INSTRUCTIONS FOR THE TASK
Locate every line in the entries below that contains the string "elements", and copy each such line in full.

(Layout element entries)
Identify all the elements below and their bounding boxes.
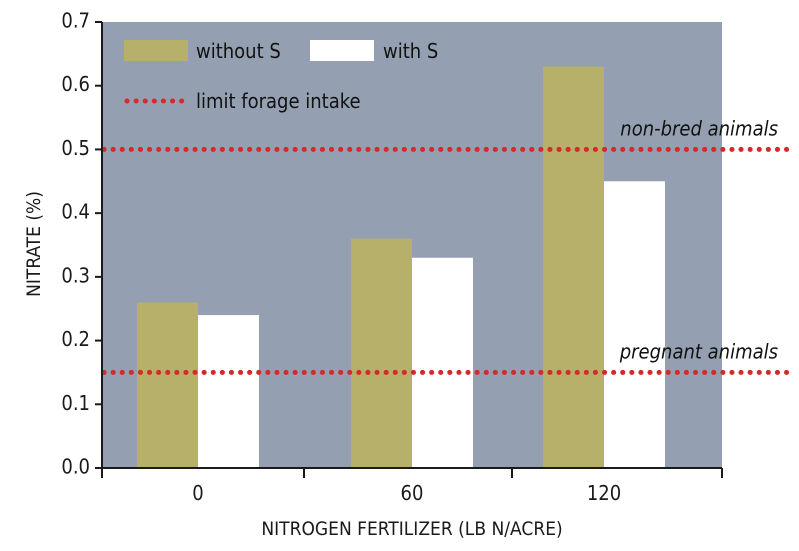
y-tick-label: 0.6 [61, 72, 90, 96]
bar-without-s-60 [351, 238, 412, 468]
legend-label-with-s: with S [383, 39, 438, 63]
legend-label-without-s: without S [196, 39, 281, 63]
y-tick-label: 0.1 [61, 391, 90, 415]
y-tick-label: 0.7 [61, 9, 90, 33]
y-tick-label: 0.0 [61, 455, 90, 479]
x-tick-label-120: 120 [587, 481, 621, 505]
y-tick-label: 0.4 [61, 200, 90, 224]
x-tick-label-0: 0 [192, 481, 203, 505]
reference-label-pregnant: pregnant animals [619, 339, 778, 363]
y-tick-label: 0.2 [61, 327, 90, 351]
legend: without S with S limit forage intake [124, 39, 438, 113]
legend-label-limit: limit forage intake [196, 89, 361, 113]
reference-label-non-bred: non-bred animals [620, 116, 778, 140]
y-axis-title: NITRATE (%) [23, 191, 45, 297]
bar-without-s-0 [137, 302, 198, 468]
bar-with-s-0 [198, 315, 259, 468]
bar-with-s-60 [412, 257, 473, 468]
bar-with-s-120 [604, 181, 665, 469]
x-tick-label-60: 60 [401, 481, 424, 505]
x-axis-title: NITROGEN FERTILIZER (LB N/ACRE) [261, 518, 562, 540]
legend-swatch-without-s [124, 40, 188, 61]
y-tick-label: 0.3 [61, 263, 90, 287]
y-tick-label: 0.5 [61, 136, 90, 160]
bar-without-s-120 [543, 66, 604, 468]
legend-swatch-with-s [310, 40, 374, 61]
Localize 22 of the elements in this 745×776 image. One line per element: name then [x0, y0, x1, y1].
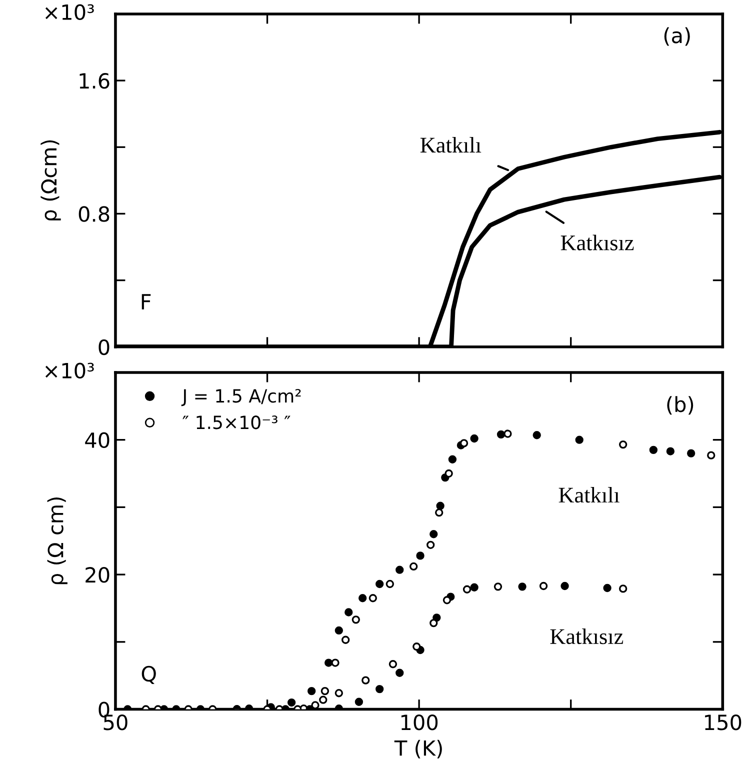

COMPLETED TASK
Identify all the elements below and their bounding boxes.
Localize 22 of the elements in this 745×776 image. One line per element: name then [x0, y0, x1, y1].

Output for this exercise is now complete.